### Extracted data
════════
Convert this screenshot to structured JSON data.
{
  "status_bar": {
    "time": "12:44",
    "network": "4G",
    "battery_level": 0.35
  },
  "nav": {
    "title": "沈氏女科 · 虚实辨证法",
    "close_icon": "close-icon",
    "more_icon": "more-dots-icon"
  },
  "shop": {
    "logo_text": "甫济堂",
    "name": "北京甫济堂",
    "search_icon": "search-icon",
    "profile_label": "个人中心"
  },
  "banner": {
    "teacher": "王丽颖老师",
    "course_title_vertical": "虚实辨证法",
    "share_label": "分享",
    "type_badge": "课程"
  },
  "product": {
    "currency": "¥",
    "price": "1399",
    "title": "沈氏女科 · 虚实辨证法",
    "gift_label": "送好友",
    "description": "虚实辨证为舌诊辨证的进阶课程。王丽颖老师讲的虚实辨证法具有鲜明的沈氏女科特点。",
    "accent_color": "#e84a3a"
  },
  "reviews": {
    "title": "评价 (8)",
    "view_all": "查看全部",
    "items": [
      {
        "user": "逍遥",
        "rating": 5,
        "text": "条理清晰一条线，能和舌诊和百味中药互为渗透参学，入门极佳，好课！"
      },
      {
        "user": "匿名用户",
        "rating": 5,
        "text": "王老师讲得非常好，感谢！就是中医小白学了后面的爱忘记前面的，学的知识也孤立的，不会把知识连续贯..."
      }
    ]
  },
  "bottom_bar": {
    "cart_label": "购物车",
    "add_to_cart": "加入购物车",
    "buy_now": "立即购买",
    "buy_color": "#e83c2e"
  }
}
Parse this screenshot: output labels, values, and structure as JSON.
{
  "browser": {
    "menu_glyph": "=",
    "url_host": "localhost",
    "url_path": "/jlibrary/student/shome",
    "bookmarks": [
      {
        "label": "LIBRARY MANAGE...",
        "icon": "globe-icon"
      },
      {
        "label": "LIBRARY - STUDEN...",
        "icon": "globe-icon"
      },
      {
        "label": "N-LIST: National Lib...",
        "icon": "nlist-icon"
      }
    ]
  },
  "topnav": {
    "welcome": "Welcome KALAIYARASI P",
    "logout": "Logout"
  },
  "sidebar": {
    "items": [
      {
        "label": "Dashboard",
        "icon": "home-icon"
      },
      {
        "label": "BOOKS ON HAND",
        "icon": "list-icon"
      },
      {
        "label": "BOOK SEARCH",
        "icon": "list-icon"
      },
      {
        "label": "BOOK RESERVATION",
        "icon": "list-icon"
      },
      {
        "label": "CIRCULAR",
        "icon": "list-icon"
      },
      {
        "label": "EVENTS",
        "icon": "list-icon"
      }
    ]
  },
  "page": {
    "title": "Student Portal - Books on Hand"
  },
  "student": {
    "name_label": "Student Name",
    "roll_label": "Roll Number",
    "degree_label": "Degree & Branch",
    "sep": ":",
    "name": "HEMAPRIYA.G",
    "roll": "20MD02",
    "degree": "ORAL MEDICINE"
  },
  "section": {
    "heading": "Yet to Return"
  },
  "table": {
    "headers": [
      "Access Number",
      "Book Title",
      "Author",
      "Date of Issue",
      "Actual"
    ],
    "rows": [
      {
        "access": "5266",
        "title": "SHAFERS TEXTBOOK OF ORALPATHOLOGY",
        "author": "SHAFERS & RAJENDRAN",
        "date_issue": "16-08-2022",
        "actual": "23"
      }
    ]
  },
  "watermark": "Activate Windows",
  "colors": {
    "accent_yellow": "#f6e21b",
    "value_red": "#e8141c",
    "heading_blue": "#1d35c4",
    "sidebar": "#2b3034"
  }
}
════════
### Problem to solve
Take the records above and return them exactly as written.

### Answer
Convert this screenshot to structured JSON data.
{
  "status_bar": {
    "time": "12:44",
    "network": "4G",
    "battery_level": 0.35
  },
  "nav": {
    "title": "沈氏女科 · 虚实辨证法",
    "close_icon": "close-icon",
    "more_icon": "more-dots-icon"
  },
  "shop": {
    "logo_text": "甫济堂",
    "name": "北京甫济堂",
    "search_icon": "search-icon",
    "profile_label": "个人中心"
  },
  "banner": {
    "teacher": "王丽颖老师",
    "course_title_vertical": "虚实辨证法",
    "share_label": "分享",
    "type_badge": "课程"
  },
  "product": {
    "currency": "¥",
    "price": "1399",
    "title": "沈氏女科 · 虚实辨证法",
    "gift_label": "送好友",
    "description": "虚实辨证为舌诊辨证的进阶课程。王丽颖老师讲的虚实辨证法具有鲜明的沈氏女科特点。",
    "accent_color": "#e84a3a"
  },
  "reviews": {
    "title": "评价 (8)",
    "view_all": "查看全部",
    "items": [
      {
        "user": "逍遥",
        "rating": 5,
        "text": "条理清晰一条线，能和舌诊和百味中药互为渗透参学，入门极佳，好课！"
      },
      {
        "user": "匿名用户",
        "rating": 5,
        "text": "王老师讲得非常好，感谢！就是中医小白学了后面的爱忘记前面的，学的知识也孤立的，不会把知识连续贯..."
      }
    ]
  },
  "bottom_bar": {
    "cart_label": "购物车",
    "add_to_cart": "加入购物车",
    "buy_now": "立即购买",
    "buy_color": "#e83c2e"
  }
}
Parse this screenshot: output labels, values, and structure as JSON.
{
  "browser": {
    "menu_glyph": "=",
    "url_host": "localhost",
    "url_path": "/jlibrary/student/shome",
    "bookmarks": [
      {
        "label": "LIBRARY MANAGE...",
        "icon": "globe-icon"
      },
      {
        "label": "LIBRARY - STUDEN...",
        "icon": "globe-icon"
      },
      {
        "label": "N-LIST: National Lib...",
        "icon": "nlist-icon"
      }
    ]
  },
  "topnav": {
    "welcome": "Welcome KALAIYARASI P",
    "logout": "Logout"
  },
  "sidebar": {
    "items": [
      {
        "label": "Dashboard",
        "icon": "home-icon"
      },
      {
        "label": "BOOKS ON HAND",
        "icon": "list-icon"
      },
      {
        "label": "BOOK SEARCH",
        "icon": "list-icon"
      },
      {
        "label": "BOOK RESERVATION",
        "icon": "list-icon"
      },
      {
        "label": "CIRCULAR",
        "icon": "list-icon"
      },
      {
        "label": "EVENTS",
        "icon": "list-icon"
      }
    ]
  },
  "page": {
    "title": "Student Portal - Books on Hand"
  },
  "student": {
    "name_label": "Student Name",
    "roll_label": "Roll Number",
    "degree_label": "Degree & Branch",
    "sep": ":",
    "name": "HEMAPRIYA.G",
    "roll": "20MD02",
    "degree": "ORAL MEDICINE"
  },
  "section": {
    "heading": "Yet to Return"
  },
  "table": {
    "headers": [
      "Access Number",
      "Book Title",
      "Author",
      "Date of Issue",
      "Actual"
    ],
    "rows": [
      {
        "access": "5266",
        "title": "SHAFERS TEXTBOOK OF ORALPATHOLOGY",
        "author": "SHAFERS & RAJENDRAN",
        "date_issue": "16-08-2022",
        "actual": "23"
      }
    ]
  },
  "watermark": "Activate Windows",
  "colors": {
    "accent_yellow": "#f6e21b",
    "value_red": "#e8141c",
    "heading_blue": "#1d35c4",
    "sidebar": "#2b3034"
  }
}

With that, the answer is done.